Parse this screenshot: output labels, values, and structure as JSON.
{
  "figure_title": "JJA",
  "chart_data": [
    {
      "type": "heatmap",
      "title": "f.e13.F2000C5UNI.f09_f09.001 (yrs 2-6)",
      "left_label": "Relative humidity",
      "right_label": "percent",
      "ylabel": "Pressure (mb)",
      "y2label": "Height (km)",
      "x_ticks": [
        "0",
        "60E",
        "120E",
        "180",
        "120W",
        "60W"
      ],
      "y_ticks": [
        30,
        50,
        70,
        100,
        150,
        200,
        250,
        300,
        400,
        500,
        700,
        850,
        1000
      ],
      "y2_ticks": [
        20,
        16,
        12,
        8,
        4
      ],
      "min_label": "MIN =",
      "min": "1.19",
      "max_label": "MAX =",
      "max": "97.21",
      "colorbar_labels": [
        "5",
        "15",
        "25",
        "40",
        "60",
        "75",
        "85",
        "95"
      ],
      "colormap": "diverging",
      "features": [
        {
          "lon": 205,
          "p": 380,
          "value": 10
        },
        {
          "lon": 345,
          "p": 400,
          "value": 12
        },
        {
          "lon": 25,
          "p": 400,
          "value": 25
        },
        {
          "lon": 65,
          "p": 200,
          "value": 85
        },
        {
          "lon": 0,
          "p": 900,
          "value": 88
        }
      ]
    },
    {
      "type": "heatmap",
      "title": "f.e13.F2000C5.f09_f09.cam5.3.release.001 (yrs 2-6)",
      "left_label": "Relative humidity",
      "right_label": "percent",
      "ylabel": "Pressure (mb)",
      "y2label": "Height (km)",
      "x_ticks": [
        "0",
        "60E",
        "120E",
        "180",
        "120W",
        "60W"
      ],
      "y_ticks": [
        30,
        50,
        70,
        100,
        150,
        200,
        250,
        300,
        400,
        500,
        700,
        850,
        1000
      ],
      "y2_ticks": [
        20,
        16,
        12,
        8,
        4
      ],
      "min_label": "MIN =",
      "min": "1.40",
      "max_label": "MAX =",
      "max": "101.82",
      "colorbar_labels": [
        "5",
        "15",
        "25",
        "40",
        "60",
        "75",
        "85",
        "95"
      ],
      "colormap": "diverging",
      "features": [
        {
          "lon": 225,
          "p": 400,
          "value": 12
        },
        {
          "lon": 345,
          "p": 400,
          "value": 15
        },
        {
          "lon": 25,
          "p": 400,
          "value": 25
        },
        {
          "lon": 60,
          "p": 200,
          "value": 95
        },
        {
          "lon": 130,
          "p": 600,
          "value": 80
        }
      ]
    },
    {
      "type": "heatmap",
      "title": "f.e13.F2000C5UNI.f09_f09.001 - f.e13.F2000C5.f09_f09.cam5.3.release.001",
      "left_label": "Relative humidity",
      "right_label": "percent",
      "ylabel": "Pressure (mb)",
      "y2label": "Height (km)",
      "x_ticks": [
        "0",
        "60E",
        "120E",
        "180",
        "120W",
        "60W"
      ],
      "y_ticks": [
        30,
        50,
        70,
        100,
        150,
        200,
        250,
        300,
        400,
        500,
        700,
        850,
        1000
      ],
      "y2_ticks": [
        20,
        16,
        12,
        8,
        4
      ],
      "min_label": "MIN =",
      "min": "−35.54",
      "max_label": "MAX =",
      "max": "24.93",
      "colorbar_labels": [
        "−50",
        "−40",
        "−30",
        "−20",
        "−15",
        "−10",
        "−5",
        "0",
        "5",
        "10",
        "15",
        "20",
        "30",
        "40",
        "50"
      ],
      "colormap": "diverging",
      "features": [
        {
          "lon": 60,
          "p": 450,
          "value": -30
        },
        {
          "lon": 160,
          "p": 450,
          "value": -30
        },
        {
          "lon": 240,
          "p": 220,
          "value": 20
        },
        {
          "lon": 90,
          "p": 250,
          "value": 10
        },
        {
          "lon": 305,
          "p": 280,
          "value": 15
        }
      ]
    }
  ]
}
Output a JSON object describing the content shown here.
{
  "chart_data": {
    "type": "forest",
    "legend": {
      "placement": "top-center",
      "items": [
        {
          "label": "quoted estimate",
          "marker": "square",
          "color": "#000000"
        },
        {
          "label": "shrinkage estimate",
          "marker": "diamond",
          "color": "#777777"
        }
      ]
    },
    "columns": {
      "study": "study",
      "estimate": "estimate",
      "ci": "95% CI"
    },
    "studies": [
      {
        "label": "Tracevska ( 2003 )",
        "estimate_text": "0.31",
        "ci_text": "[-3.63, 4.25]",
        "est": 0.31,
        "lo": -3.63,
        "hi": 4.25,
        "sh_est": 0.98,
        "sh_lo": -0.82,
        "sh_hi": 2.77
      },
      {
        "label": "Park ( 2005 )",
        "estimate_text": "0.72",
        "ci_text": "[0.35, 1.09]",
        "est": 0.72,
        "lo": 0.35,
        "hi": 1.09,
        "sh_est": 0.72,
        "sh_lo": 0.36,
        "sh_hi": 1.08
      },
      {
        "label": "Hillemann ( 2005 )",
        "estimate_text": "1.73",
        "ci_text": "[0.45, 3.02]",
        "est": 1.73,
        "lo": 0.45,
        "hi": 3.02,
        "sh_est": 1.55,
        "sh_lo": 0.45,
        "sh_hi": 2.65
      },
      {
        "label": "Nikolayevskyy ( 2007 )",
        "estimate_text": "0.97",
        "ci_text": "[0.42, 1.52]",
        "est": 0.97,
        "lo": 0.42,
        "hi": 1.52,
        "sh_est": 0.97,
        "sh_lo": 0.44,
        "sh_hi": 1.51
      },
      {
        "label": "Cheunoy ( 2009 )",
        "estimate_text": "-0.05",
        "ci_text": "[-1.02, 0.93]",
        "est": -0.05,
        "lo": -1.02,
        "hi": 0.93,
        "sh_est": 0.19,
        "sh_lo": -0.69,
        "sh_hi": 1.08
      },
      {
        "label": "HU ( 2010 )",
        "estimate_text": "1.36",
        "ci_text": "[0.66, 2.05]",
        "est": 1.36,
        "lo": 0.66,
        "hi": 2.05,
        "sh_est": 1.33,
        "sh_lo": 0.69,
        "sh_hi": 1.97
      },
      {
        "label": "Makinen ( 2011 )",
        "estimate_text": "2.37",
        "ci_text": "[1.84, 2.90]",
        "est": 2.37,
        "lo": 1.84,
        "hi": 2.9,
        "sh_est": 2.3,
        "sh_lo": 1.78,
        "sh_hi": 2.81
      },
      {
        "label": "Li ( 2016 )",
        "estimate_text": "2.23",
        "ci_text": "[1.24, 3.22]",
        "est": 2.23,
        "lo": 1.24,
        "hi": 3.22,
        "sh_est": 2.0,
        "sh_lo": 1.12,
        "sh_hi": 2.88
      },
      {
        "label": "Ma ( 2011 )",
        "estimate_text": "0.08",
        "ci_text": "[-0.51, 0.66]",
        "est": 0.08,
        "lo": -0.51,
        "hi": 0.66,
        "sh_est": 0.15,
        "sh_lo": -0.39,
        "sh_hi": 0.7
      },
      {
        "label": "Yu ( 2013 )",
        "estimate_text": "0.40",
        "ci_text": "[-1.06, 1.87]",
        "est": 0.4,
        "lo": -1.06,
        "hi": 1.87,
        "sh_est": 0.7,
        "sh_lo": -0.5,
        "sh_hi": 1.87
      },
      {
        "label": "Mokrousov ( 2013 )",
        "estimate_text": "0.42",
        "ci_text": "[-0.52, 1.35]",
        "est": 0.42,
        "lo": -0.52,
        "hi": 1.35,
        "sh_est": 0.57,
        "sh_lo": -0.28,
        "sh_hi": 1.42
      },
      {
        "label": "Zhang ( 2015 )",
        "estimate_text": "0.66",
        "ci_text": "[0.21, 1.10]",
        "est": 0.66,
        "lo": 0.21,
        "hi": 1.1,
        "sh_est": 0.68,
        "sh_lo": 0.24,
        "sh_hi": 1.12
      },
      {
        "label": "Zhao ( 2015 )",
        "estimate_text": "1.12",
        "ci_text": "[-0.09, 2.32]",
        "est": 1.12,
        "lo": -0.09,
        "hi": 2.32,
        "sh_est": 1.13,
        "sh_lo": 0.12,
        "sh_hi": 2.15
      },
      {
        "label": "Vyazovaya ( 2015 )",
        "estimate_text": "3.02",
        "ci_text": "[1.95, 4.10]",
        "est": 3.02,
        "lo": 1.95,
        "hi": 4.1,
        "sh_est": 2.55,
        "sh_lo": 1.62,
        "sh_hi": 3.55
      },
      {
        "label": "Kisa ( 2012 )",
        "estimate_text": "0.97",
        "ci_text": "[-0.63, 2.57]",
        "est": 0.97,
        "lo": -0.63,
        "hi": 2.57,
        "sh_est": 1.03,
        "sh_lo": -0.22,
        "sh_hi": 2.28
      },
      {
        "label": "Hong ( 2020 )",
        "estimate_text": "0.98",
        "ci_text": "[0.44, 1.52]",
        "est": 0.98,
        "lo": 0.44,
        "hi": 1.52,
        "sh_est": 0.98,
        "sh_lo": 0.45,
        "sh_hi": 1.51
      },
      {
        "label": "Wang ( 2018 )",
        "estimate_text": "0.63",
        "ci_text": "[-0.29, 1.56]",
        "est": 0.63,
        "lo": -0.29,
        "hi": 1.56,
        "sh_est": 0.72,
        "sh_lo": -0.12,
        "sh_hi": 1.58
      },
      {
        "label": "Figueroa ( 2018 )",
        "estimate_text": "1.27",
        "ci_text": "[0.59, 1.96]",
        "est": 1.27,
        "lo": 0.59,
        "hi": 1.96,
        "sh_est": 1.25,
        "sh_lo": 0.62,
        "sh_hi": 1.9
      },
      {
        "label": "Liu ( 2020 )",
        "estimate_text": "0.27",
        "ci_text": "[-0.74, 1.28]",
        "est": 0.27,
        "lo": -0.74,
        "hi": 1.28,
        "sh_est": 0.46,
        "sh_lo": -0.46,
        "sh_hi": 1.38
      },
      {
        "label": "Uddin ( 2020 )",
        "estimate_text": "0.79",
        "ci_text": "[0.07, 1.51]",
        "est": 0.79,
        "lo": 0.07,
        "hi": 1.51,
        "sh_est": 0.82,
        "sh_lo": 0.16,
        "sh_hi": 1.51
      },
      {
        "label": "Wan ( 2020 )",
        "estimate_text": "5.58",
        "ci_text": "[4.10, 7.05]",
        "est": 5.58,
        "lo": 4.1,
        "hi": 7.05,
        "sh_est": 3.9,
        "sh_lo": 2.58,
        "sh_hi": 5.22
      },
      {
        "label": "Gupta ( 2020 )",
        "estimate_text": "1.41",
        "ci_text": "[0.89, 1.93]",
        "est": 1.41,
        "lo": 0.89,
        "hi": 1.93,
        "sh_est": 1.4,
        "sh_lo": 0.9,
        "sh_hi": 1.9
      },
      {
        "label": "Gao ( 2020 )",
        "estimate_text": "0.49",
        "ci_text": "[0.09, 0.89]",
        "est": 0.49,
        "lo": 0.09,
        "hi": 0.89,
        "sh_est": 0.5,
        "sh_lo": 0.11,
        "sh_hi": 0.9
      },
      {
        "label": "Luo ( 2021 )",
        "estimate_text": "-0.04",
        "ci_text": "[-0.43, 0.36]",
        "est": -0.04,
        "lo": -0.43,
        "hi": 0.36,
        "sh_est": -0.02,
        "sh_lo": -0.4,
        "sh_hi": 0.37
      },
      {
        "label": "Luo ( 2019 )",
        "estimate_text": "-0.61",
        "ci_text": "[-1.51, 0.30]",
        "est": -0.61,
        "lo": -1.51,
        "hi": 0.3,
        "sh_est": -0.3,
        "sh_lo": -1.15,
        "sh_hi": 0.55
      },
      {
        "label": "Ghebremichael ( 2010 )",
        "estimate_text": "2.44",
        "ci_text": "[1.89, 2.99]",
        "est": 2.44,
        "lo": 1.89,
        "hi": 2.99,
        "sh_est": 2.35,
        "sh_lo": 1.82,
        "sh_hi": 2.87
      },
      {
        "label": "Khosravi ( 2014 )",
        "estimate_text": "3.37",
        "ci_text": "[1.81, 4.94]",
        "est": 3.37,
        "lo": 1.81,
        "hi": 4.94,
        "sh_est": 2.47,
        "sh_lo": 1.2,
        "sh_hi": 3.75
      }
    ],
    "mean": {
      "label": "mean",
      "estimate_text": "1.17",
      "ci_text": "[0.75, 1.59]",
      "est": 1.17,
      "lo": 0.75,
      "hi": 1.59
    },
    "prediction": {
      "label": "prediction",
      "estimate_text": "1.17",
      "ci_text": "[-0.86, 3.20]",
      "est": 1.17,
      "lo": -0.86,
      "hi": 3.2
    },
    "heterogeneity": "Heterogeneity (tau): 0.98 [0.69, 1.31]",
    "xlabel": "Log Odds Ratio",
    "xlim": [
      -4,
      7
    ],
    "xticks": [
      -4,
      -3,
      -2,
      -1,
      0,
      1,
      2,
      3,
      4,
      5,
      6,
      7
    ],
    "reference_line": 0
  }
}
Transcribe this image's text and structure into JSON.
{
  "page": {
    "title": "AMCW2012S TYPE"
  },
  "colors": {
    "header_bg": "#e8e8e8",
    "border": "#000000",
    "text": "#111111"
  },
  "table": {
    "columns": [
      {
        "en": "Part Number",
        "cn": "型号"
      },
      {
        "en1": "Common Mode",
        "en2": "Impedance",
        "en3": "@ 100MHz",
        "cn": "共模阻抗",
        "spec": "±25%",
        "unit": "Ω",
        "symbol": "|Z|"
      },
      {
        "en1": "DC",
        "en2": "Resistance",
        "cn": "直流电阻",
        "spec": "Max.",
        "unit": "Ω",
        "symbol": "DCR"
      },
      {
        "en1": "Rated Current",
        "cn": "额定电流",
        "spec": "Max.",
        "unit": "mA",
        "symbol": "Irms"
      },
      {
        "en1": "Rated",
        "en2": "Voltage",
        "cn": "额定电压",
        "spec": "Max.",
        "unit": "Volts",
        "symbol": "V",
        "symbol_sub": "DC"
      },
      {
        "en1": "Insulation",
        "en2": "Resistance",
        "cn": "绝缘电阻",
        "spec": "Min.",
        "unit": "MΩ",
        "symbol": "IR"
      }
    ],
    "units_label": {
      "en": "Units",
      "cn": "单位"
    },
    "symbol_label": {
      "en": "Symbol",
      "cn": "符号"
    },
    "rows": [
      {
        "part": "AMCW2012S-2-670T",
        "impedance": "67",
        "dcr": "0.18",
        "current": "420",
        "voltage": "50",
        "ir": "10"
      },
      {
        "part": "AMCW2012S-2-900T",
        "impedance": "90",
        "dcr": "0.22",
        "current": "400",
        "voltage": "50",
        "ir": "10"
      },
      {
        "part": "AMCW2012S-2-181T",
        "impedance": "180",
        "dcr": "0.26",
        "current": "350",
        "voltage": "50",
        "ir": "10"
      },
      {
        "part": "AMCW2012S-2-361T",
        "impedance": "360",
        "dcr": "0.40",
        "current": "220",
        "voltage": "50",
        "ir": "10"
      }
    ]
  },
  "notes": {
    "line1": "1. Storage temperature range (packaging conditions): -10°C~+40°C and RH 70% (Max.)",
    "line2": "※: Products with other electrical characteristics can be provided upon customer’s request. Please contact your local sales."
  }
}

Task goal ▸
Read the lines above. Gather those in which the string "JSON" is found.

Exercise result ▸
Parse this screenshot: output labels, values, and structure as JSON.
Output a JSON object describing the content shown here.
Transcribe this image's text and structure into JSON.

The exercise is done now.